#### [DATASET ROWS]
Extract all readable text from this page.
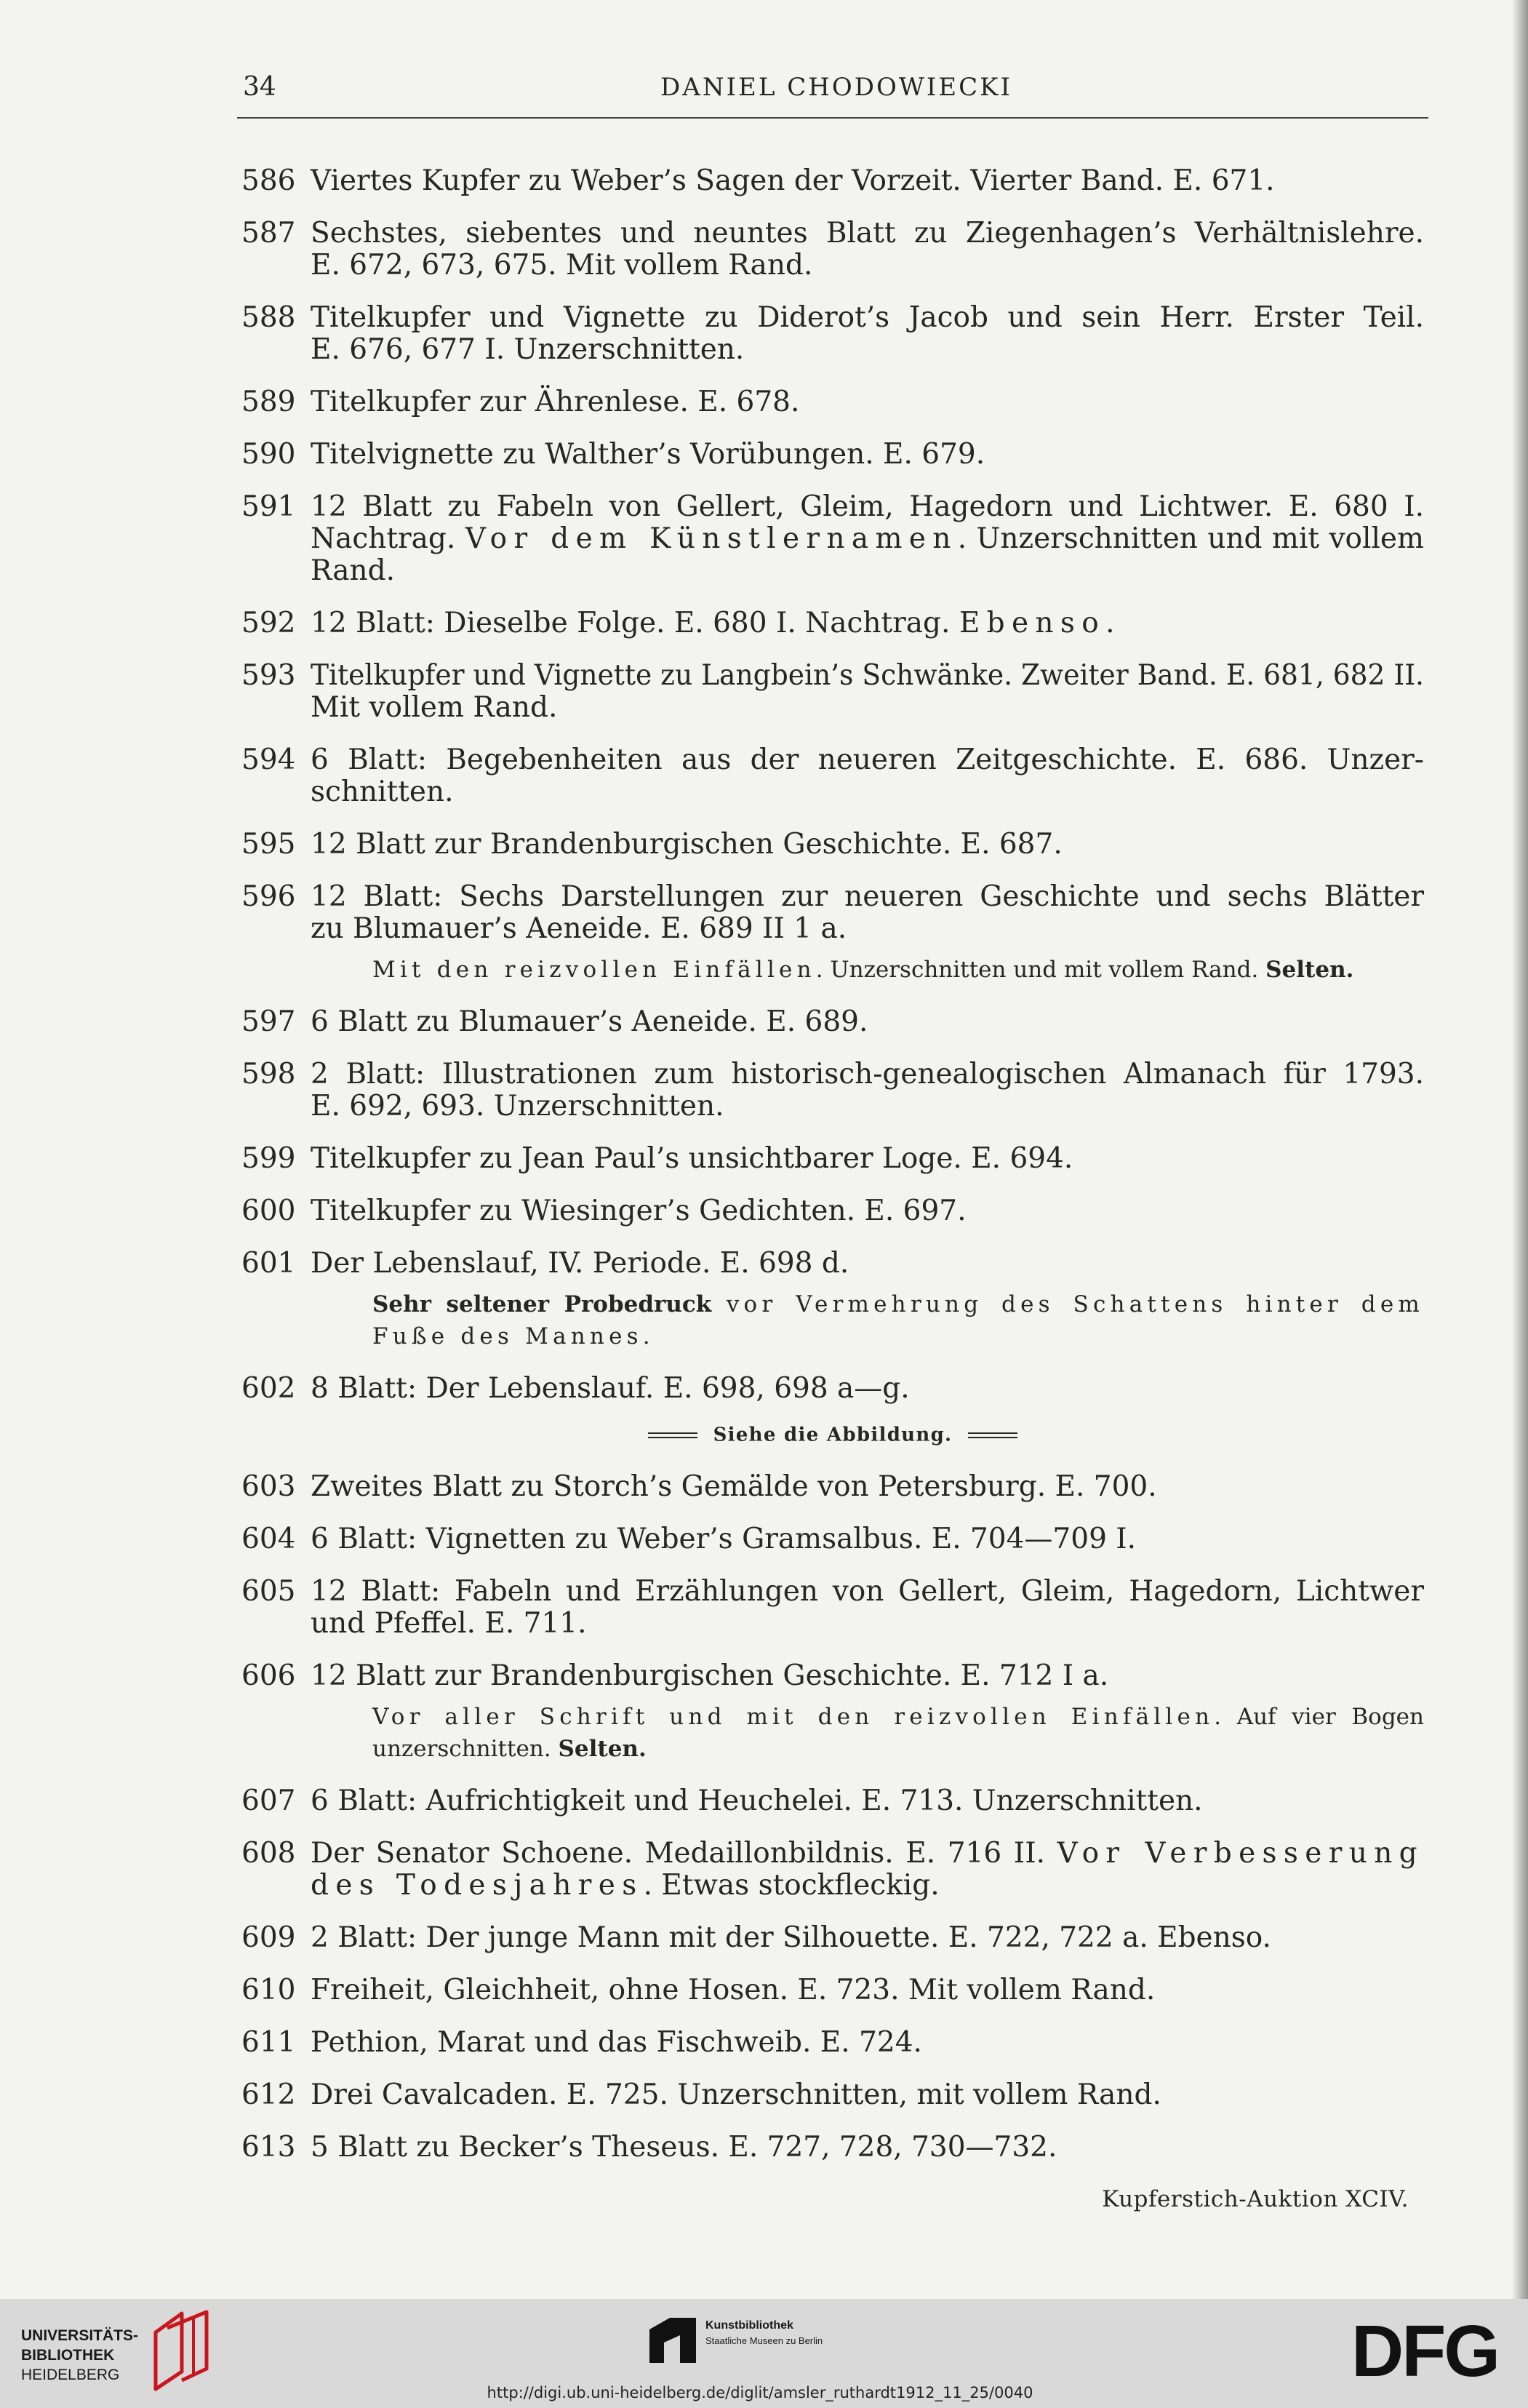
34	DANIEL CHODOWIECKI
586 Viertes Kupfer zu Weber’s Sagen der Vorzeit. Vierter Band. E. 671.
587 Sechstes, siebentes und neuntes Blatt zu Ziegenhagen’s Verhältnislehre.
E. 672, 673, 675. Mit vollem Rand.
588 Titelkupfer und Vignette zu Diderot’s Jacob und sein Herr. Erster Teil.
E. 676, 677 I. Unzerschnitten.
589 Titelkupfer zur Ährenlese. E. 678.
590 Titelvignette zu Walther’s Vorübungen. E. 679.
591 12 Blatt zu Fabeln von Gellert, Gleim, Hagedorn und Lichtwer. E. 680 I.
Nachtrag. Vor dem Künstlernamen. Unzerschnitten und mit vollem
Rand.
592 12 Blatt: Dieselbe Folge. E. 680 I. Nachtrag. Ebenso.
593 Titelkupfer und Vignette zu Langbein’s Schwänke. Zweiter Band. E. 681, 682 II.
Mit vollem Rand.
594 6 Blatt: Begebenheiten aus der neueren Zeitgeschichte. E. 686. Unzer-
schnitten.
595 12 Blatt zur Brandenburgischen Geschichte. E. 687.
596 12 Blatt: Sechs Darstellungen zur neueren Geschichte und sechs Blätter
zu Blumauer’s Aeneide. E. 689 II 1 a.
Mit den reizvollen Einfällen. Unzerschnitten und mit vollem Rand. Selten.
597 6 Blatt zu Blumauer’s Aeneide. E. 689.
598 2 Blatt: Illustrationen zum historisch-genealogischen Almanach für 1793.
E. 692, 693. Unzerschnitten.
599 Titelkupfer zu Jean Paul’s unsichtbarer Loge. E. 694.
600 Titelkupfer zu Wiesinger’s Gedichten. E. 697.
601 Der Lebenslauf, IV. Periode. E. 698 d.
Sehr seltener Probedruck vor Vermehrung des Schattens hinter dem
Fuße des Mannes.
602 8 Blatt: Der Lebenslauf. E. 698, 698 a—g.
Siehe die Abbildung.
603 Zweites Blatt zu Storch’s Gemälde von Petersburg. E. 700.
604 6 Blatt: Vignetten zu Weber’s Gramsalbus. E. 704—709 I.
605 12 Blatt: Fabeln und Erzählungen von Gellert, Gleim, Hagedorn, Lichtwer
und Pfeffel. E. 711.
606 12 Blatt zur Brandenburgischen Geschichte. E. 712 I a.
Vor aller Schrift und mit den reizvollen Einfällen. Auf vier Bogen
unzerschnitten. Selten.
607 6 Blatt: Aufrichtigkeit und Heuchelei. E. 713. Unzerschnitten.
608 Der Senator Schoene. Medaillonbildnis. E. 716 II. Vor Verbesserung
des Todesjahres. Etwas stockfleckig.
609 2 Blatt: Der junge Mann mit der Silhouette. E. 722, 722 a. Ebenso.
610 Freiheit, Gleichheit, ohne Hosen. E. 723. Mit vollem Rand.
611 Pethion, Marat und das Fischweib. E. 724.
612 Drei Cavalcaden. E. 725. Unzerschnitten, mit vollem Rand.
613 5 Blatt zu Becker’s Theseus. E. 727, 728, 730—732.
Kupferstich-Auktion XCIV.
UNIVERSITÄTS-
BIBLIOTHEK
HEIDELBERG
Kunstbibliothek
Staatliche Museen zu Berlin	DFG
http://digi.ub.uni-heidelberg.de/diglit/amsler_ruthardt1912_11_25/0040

#### [TASK GOAL]
Show the lines where the word "Lebenslauf" appears in the entries.

#### [TASK RESPONSE]
601 Der Lebenslauf, IV. Periode. E. 698 d.
602 8 Blatt: Der Lebenslauf. E. 698, 698 a—g.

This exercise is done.